__Your task__
Look for the string "Kosten" in the lines and copy each line that has it.

__Records provided__
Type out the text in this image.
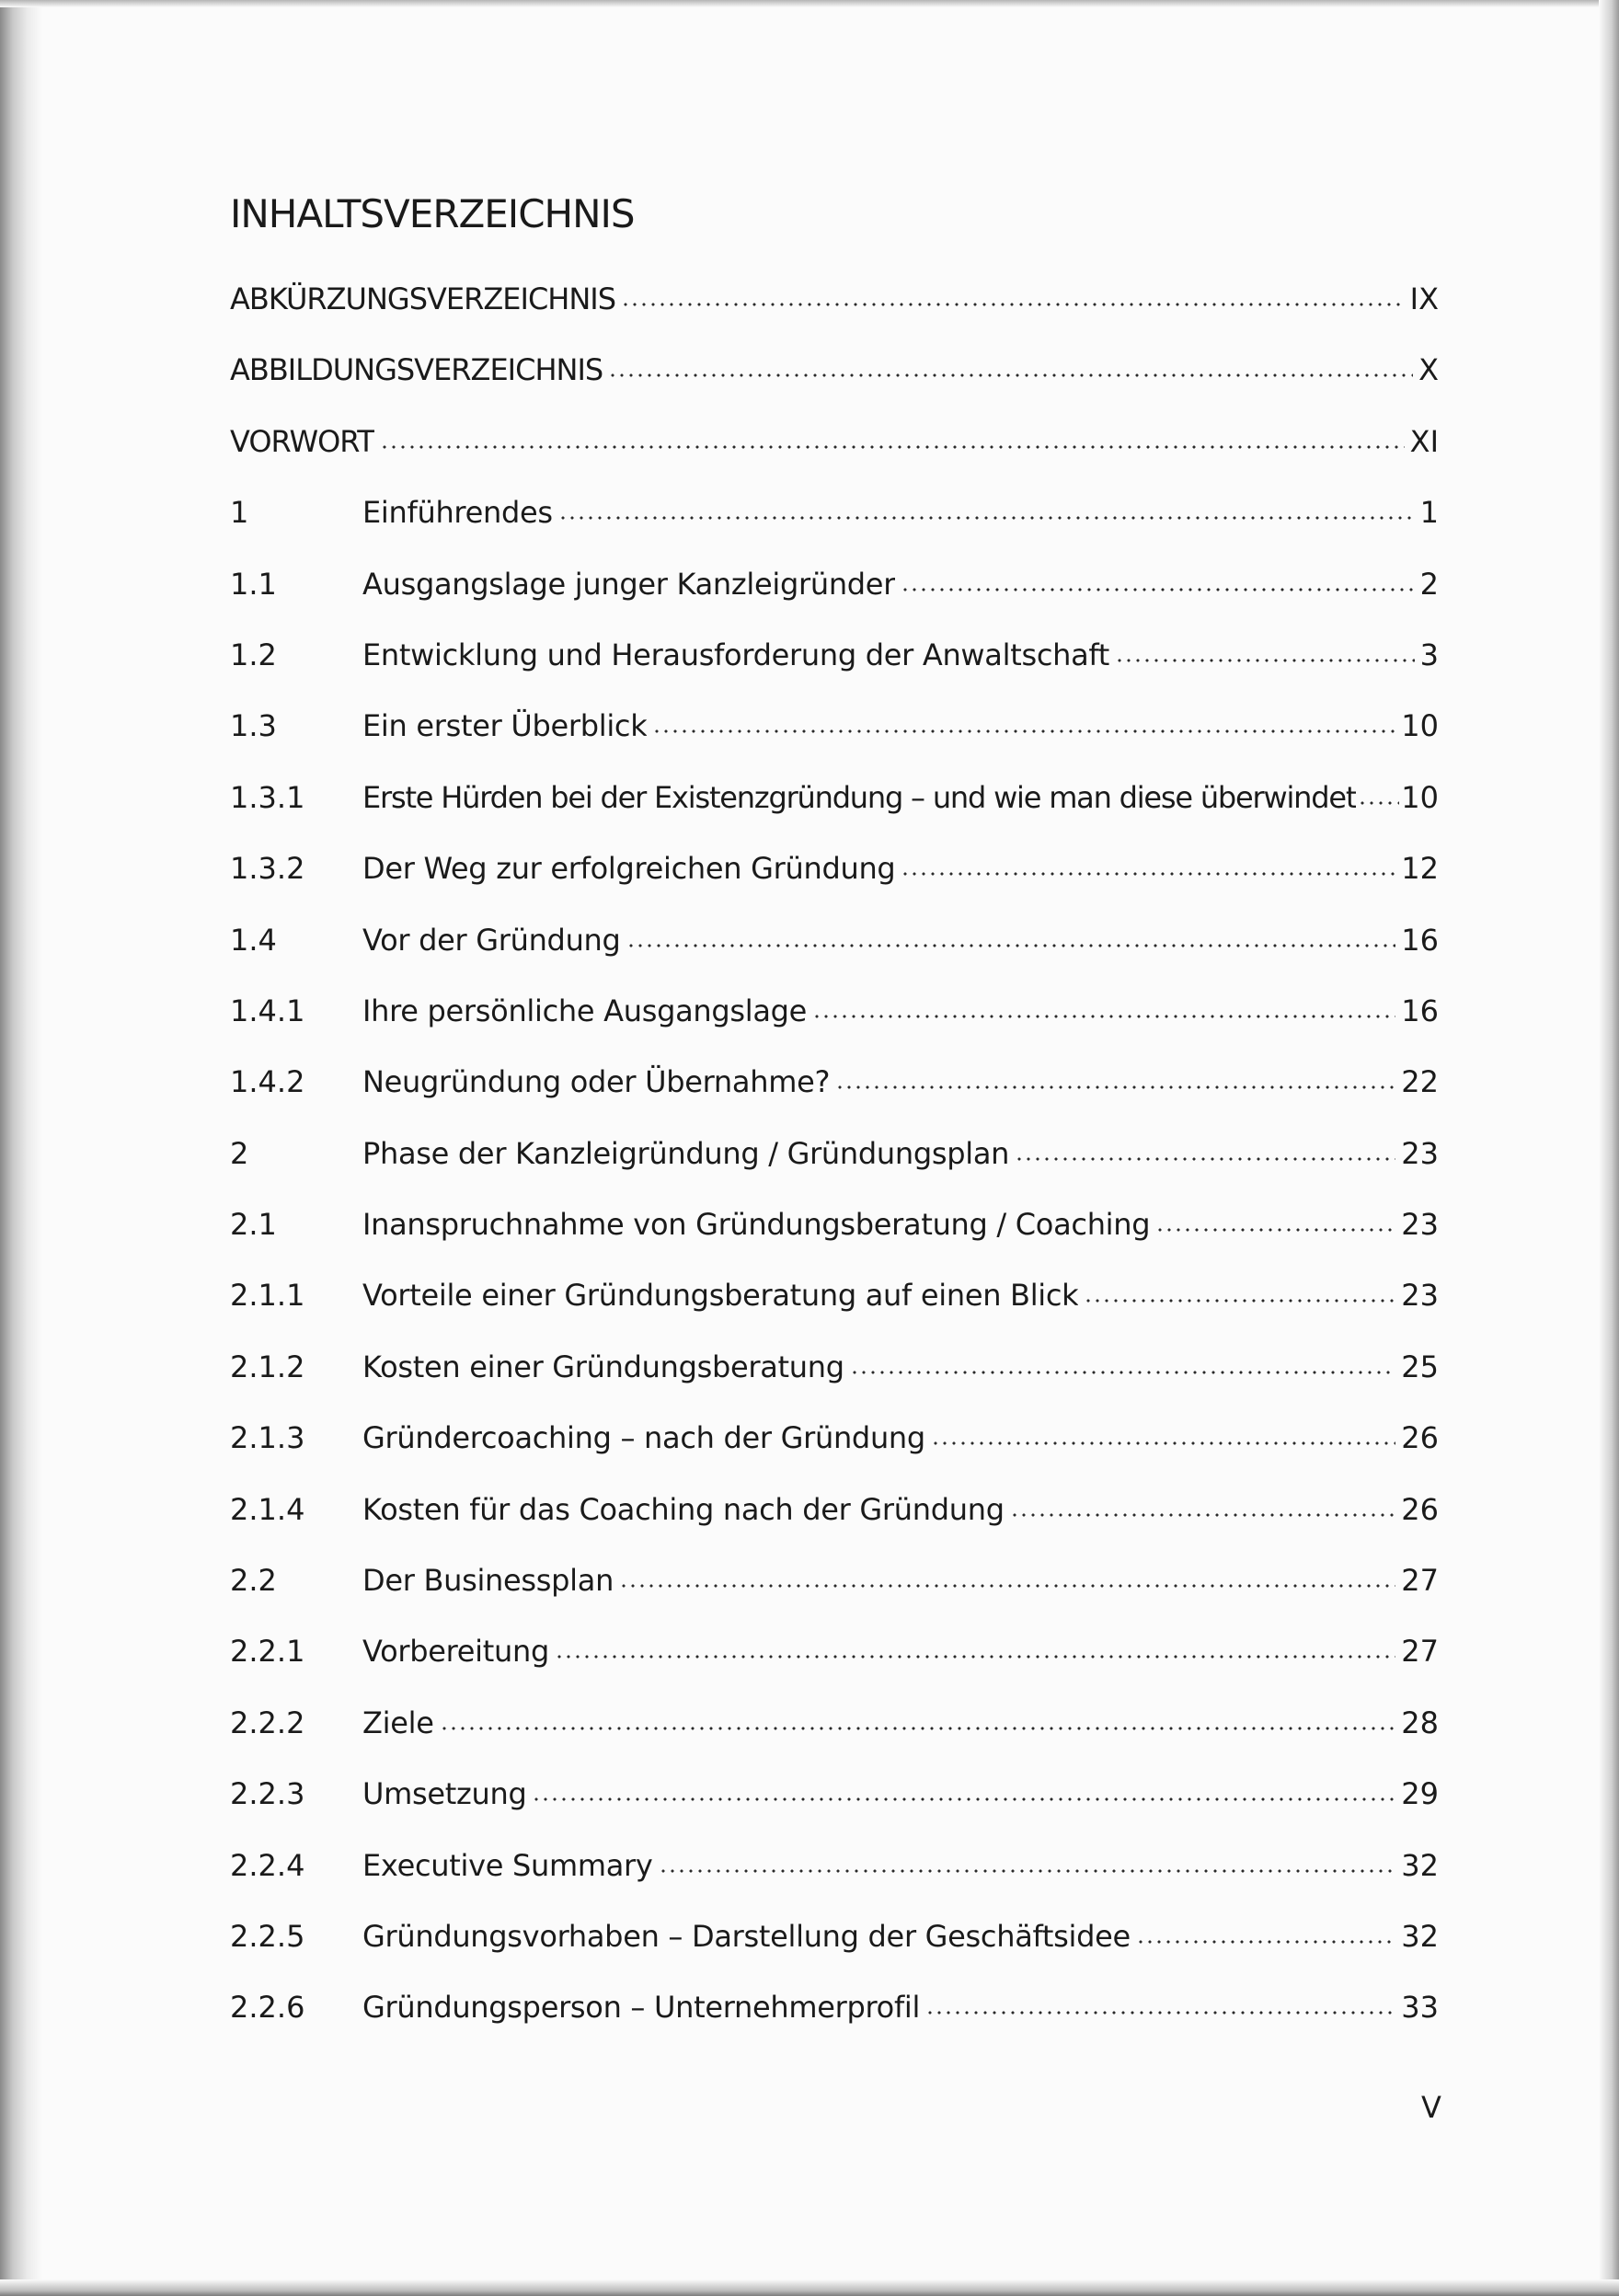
INHALTSVERZEICHNIS
ABKÜRZUNGSVERZEICHNIS	IX
ABBILDUNGSVERZEICHNIS	X
VORWORT	XI
1	Einführendes	1
1.1	Ausgangslage junger Kanzleigründer	2
1.2	Entwicklung und Herausforderung der Anwaltschaft	3
1.3	Ein erster Überblick	10
1.3.1	Erste Hürden bei der Existenzgründung – und wie man diese überwindet 10
1.3.2	Der Weg zur erfolgreichen Gründung	12
1.4	Vor der Gründung	16
1.4.1	Ihre persönliche Ausgangslage	16
1.4.2	Neugründung oder Übernahme?	22
2	Phase der Kanzleigründung / Gründungsplan	23
2.1	Inanspruchnahme von Gründungsberatung / Coaching	23
2.1.1	Vorteile einer Gründungsberatung auf einen Blick	23
2.1.2	Kosten einer Gründungsberatung	25
2.1.3	Gründercoaching – nach der Gründung	26
2.1.4	Kosten für das Coaching nach der Gründung	26
2.2	Der Businessplan	27
2.2.1	Vorbereitung	27
2.2.2	Ziele	28
2.2.3	Umsetzung	29
2.2.4	Executive Summary	32
2.2.5	Gründungsvorhaben – Darstellung der Geschäftsidee	32
2.2.6	Gründungsperson – Unternehmerprofil	33
V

__Output for this exercise__
2.1.2	Kosten einer Gründungsberatung	25
2.1.4	Kosten für das Coaching nach der Gründung	26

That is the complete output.